GIVEN PROBLEM —
Pick out every line holding the string "xlabel" and copy it.

RECORDS FOR THE EXERCISE —
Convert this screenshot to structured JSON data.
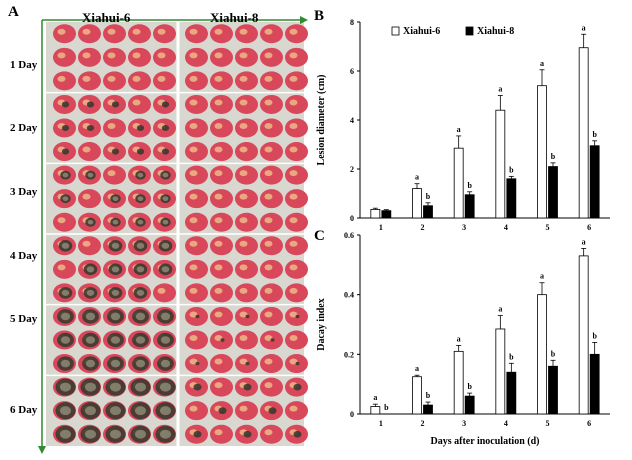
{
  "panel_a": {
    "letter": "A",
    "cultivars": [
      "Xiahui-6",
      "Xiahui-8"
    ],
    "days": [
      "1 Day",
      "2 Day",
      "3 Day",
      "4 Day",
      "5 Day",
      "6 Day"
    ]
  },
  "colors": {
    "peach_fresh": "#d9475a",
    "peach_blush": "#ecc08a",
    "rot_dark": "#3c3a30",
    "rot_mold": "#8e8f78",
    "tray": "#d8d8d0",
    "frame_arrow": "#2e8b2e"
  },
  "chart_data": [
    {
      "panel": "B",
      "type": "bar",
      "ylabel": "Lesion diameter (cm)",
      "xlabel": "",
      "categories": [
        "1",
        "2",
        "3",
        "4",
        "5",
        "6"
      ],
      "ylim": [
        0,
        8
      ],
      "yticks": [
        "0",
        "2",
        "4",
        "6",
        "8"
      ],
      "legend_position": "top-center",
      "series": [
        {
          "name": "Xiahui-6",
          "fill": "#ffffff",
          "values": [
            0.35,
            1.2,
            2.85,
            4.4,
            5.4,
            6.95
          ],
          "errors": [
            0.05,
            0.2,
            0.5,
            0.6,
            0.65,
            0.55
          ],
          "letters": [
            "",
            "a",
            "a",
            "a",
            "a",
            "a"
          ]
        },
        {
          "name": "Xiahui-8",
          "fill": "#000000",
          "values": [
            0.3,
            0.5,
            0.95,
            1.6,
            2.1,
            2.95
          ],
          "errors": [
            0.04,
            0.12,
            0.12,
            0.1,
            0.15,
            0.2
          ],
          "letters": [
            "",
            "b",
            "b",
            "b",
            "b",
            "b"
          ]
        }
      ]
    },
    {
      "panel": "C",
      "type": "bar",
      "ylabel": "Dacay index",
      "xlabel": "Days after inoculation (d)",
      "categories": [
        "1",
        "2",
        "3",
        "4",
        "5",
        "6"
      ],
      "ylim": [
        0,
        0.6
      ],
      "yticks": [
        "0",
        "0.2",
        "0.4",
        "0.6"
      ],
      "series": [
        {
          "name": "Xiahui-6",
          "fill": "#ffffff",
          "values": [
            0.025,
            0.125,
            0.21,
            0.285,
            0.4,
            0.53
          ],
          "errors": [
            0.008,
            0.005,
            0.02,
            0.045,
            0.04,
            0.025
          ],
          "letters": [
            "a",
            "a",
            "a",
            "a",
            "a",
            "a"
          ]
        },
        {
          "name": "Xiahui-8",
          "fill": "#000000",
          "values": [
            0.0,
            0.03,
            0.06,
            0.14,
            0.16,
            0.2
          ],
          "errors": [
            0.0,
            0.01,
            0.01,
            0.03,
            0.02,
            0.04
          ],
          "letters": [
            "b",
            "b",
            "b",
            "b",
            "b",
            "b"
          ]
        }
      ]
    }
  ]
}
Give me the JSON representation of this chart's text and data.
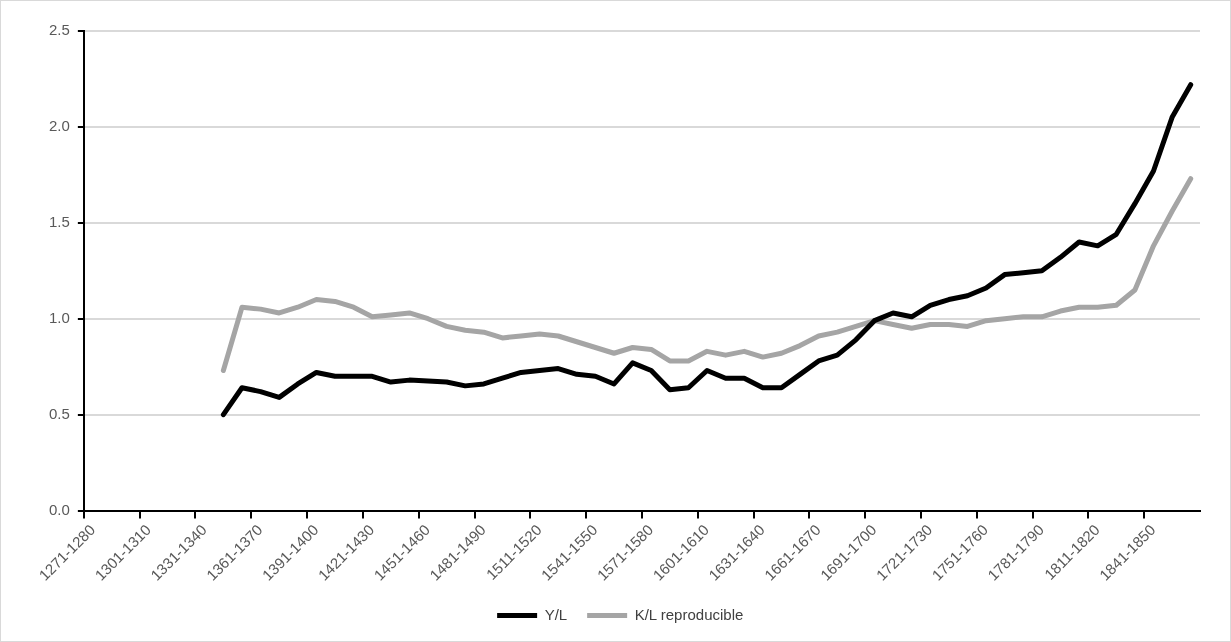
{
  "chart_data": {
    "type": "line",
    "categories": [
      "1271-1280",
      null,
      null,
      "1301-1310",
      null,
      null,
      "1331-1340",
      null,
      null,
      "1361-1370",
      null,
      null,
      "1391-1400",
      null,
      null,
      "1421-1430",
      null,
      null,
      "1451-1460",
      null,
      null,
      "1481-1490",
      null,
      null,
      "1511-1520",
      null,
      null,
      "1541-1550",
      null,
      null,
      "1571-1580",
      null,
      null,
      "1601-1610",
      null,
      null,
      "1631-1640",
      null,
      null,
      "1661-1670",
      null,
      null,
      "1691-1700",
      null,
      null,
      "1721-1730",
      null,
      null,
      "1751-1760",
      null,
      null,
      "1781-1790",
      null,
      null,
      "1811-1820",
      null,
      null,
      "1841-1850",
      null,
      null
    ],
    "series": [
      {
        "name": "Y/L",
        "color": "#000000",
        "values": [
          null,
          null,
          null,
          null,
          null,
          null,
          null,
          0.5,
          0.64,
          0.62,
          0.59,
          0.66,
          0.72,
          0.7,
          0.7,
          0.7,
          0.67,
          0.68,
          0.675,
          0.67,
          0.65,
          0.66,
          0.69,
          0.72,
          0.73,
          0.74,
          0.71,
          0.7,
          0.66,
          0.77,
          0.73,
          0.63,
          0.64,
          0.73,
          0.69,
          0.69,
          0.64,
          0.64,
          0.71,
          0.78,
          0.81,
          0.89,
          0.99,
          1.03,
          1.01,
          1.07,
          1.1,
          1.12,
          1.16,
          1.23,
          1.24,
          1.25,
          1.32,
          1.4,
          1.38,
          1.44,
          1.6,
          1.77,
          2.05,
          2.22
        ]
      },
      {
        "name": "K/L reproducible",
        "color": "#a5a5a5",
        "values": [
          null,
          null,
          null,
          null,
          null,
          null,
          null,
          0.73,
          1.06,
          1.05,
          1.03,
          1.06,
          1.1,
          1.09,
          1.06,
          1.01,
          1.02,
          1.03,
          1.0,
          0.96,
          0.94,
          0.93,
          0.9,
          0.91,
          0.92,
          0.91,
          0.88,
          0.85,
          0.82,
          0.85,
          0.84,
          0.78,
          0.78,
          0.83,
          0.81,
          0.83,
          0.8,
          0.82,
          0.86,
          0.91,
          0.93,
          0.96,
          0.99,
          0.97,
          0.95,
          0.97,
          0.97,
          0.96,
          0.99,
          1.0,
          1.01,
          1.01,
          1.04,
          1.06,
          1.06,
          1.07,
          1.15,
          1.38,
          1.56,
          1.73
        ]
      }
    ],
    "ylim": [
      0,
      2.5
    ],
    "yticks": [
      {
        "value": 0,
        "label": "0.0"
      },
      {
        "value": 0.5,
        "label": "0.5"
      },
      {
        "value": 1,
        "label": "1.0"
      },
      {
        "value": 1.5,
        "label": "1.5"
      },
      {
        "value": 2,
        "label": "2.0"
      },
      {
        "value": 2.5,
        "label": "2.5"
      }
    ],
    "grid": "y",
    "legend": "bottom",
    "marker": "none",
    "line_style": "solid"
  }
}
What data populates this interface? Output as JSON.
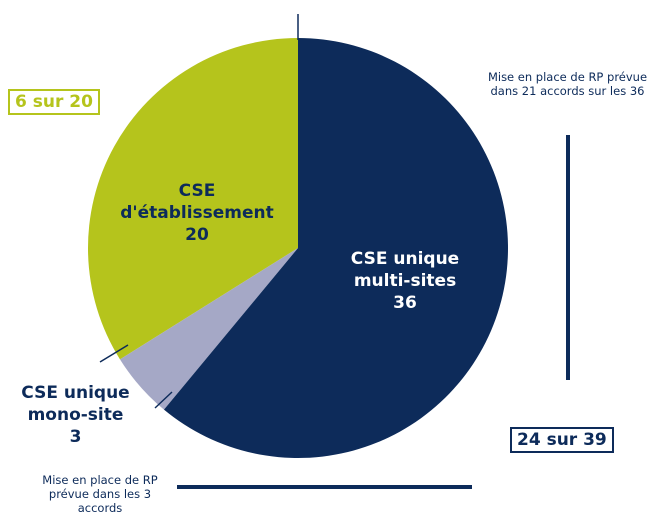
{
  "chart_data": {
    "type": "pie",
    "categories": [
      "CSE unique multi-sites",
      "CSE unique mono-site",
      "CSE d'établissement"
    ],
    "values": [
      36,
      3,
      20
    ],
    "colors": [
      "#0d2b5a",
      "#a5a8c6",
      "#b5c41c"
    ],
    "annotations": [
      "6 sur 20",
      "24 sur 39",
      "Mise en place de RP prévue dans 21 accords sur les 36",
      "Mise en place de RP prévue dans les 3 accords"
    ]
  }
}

PROBLEM SOLUTION —
      "xlabel": "",
      "xlabel": "Days after inoculation (d)",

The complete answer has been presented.